AIM ::
Your task is to output all the records below, word for word.

## begin DATA PROVIDED

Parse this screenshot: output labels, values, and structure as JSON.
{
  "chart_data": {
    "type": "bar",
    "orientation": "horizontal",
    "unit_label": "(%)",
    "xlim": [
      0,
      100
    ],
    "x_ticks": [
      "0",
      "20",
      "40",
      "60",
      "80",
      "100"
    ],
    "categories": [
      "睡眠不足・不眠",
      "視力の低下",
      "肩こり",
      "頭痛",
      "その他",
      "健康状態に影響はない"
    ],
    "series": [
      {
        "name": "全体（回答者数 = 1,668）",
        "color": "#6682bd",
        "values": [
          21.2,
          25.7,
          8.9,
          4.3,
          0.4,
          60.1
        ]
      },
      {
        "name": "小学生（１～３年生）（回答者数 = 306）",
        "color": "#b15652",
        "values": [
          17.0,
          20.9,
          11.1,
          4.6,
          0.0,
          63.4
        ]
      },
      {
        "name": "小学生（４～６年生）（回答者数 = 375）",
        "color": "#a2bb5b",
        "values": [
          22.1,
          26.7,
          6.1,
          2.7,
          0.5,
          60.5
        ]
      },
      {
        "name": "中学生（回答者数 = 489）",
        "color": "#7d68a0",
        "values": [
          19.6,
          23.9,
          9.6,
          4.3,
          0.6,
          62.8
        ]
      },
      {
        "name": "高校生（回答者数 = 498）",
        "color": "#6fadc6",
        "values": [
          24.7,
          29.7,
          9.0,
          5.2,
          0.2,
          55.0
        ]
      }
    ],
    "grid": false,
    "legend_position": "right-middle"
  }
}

## end DATA PROVIDED

RESPONSE TO THIS EXERCISE ::
Parse this screenshot: output labels, values, and structure as JSON.
{
  "chart_data": {
    "type": "bar",
    "orientation": "horizontal",
    "unit_label": "(%)",
    "xlim": [
      0,
      100
    ],
    "x_ticks": [
      "0",
      "20",
      "40",
      "60",
      "80",
      "100"
    ],
    "categories": [
      "睡眠不足・不眠",
      "視力の低下",
      "肩こり",
      "頭痛",
      "その他",
      "健康状態に影響はない"
    ],
    "series": [
      {
        "name": "全体（回答者数 = 1,668）",
        "color": "#6682bd",
        "values": [
          21.2,
          25.7,
          8.9,
          4.3,
          0.4,
          60.1
        ]
      },
      {
        "name": "小学生（１～３年生）（回答者数 = 306）",
        "color": "#b15652",
        "values": [
          17.0,
          20.9,
          11.1,
          4.6,
          0.0,
          63.4
        ]
      },
      {
        "name": "小学生（４～６年生）（回答者数 = 375）",
        "color": "#a2bb5b",
        "values": [
          22.1,
          26.7,
          6.1,
          2.7,
          0.5,
          60.5
        ]
      },
      {
        "name": "中学生（回答者数 = 489）",
        "color": "#7d68a0",
        "values": [
          19.6,
          23.9,
          9.6,
          4.3,
          0.6,
          62.8
        ]
      },
      {
        "name": "高校生（回答者数 = 498）",
        "color": "#6fadc6",
        "values": [
          24.7,
          29.7,
          9.0,
          5.2,
          0.2,
          55.0
        ]
      }
    ],
    "grid": false,
    "legend_position": "right-middle"
  }
}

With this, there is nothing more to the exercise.